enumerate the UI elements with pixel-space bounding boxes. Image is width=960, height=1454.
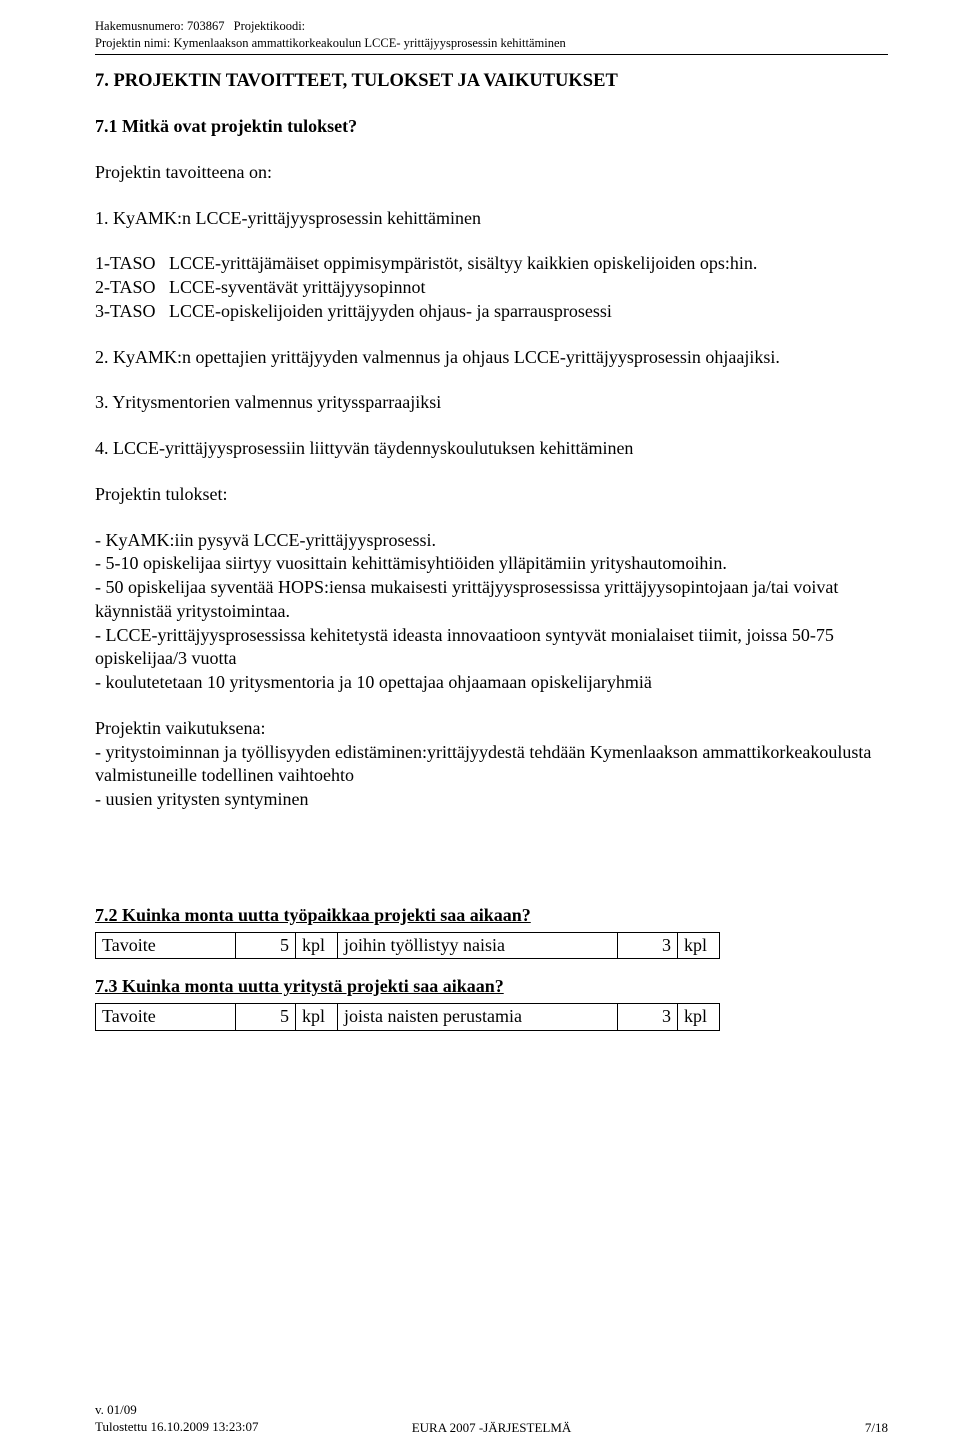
application-number: Hakemusnumero: 703867 [95, 19, 225, 33]
results-list: - KyAMK:iin pysyvä LCCE-yrittäjyysproses… [95, 529, 888, 695]
section-7-title: 7. PROJEKTIN TAVOITTEET, TULOKSET JA VAI… [95, 69, 888, 93]
table-cell: 3 [618, 932, 678, 959]
results-label: Projektin tulokset: [95, 483, 888, 507]
header-divider [95, 54, 888, 55]
impact-item: - uusien yritysten syntyminen [95, 788, 888, 812]
result-item: - 5-10 opiskelijaa siirtyy vuosittain ke… [95, 552, 888, 576]
table-cell: joista naisten perustamia [338, 1004, 618, 1031]
table-cell: kpl [678, 932, 720, 959]
goal-intro: Projektin tavoitteena on: [95, 161, 888, 185]
taso-row: 2-TASO LCCE-syventävät yrittäjyysopinnot [95, 276, 888, 300]
result-item: - 50 opiskelijaa syventää HOPS:iensa muk… [95, 576, 888, 624]
table-cell: 5 [236, 1004, 296, 1031]
project-name: Projektin nimi: Kymenlaakson ammattikork… [95, 35, 888, 52]
taso-row: 3-TASO LCCE-opiskelijoiden yrittäjyyden … [95, 300, 888, 324]
goal-3: 3. Yritysmentorien valmennus yrityssparr… [95, 391, 888, 415]
table-cell: kpl [296, 932, 338, 959]
footer-page: 7/18 [865, 1419, 888, 1436]
section-7-3-title: 7.3 Kuinka monta uutta yritystä projekti… [95, 975, 888, 999]
document-page: Hakemusnumero: 703867 Projektikoodi: Pro… [0, 0, 960, 1454]
table-cell: Tavoite [96, 932, 236, 959]
taso-label: 3-TASO [95, 300, 169, 324]
table-cell: 3 [618, 1004, 678, 1031]
footer-printed: Tulostettu 16.10.2009 13:23:07 [95, 1418, 258, 1436]
taso-list: 1-TASO LCCE-yrittäjämäiset oppimisympäri… [95, 252, 888, 323]
impact-item: - yritystoiminnan ja työllisyyden edistä… [95, 741, 888, 789]
taso-row: 1-TASO LCCE-yrittäjämäiset oppimisympäri… [95, 252, 888, 276]
taso-text: LCCE-yrittäjämäiset oppimisympäristöt, s… [169, 252, 888, 276]
result-item: - LCCE-yrittäjyysprosessissa kehitetystä… [95, 624, 888, 672]
footer-version: v. 01/09 [95, 1401, 258, 1419]
goal-4: 4. LCCE-yrittäjyysprosessiin liittyvän t… [95, 437, 888, 461]
goal-2: 2. KyAMK:n opettajien yrittäjyyden valme… [95, 346, 888, 370]
project-code: Projektikoodi: [234, 19, 306, 33]
page-header: Hakemusnumero: 703867 Projektikoodi: Pro… [95, 18, 888, 52]
table-7-2: Tavoite 5 kpl joihin työllistyy naisia 3… [95, 932, 720, 960]
result-item: - KyAMK:iin pysyvä LCCE-yrittäjyysproses… [95, 529, 888, 553]
section-7-1-title: 7.1 Mitkä ovat projektin tulokset? [95, 115, 888, 139]
page-footer: v. 01/09 Tulostettu 16.10.2009 13:23:07 … [95, 1401, 888, 1436]
taso-label: 1-TASO [95, 252, 169, 276]
table-7-3: Tavoite 5 kpl joista naisten perustamia … [95, 1003, 720, 1031]
section-7-2-title: 7.2 Kuinka monta uutta työpaikkaa projek… [95, 904, 888, 928]
table-cell: joihin työllistyy naisia [338, 932, 618, 959]
impact-label: Projektin vaikutuksena: [95, 717, 888, 741]
footer-left: v. 01/09 Tulostettu 16.10.2009 13:23:07 [95, 1401, 258, 1436]
taso-text: LCCE-opiskelijoiden yrittäjyyden ohjaus-… [169, 300, 888, 324]
table-cell: 5 [236, 932, 296, 959]
result-item: - koulutetetaan 10 yritysmentoria ja 10 … [95, 671, 888, 695]
goal-1: 1. KyAMK:n LCCE-yrittäjyysprosessin kehi… [95, 207, 888, 231]
table-cell: Tavoite [96, 1004, 236, 1031]
taso-text: LCCE-syventävät yrittäjyysopinnot [169, 276, 888, 300]
table-cell: kpl [296, 1004, 338, 1031]
taso-label: 2-TASO [95, 276, 169, 300]
impact-list: - yritystoiminnan ja työllisyyden edistä… [95, 741, 888, 812]
table-cell: kpl [678, 1004, 720, 1031]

_ _ _ _ _ _ _

Aim of the exercise: Retype the records exactly, covering everything from the line that contains "application-number: Hakemusnumero: 703867" down to the line that contains "footer-printed: Tulostettu 16.10.2009", with both of those lines included.

Expected answer:
application-number: Hakemusnumero: 703867 [95, 19, 225, 33]
results-list: - KyAMK:iin pysyvä LCCE-yrittäjyysproses… [95, 529, 888, 695]
section-7-title: 7. PROJEKTIN TAVOITTEET, TULOKSET JA VAI… [95, 69, 888, 93]
table-cell: 3 [618, 932, 678, 959]
results-label: Projektin tulokset: [95, 483, 888, 507]
header-divider [95, 54, 888, 55]
impact-item: - uusien yritysten syntyminen [95, 788, 888, 812]
result-item: - 5-10 opiskelijaa siirtyy vuosittain ke… [95, 552, 888, 576]
table-cell: joista naisten perustamia [338, 1004, 618, 1031]
table-cell: kpl [678, 932, 720, 959]
goal-intro: Projektin tavoitteena on: [95, 161, 888, 185]
taso-row: 2-TASO LCCE-syventävät yrittäjyysopinnot [95, 276, 888, 300]
result-item: - 50 opiskelijaa syventää HOPS:iensa muk… [95, 576, 888, 624]
table-cell: 5 [236, 1004, 296, 1031]
project-name: Projektin nimi: Kymenlaakson ammattikork… [95, 35, 888, 52]
taso-row: 3-TASO LCCE-opiskelijoiden yrittäjyyden … [95, 300, 888, 324]
goal-3: 3. Yritysmentorien valmennus yrityssparr… [95, 391, 888, 415]
table-cell: kpl [296, 932, 338, 959]
footer-page: 7/18 [865, 1419, 888, 1436]
section-7-3-title: 7.3 Kuinka monta uutta yritystä projekti… [95, 975, 888, 999]
document-page: Hakemusnumero: 703867 Projektikoodi: Pro… [0, 0, 960, 1454]
table-cell: Tavoite [96, 932, 236, 959]
taso-label: 3-TASO [95, 300, 169, 324]
table-cell: 3 [618, 1004, 678, 1031]
footer-printed: Tulostettu 16.10.2009 13:23:07 [95, 1418, 258, 1436]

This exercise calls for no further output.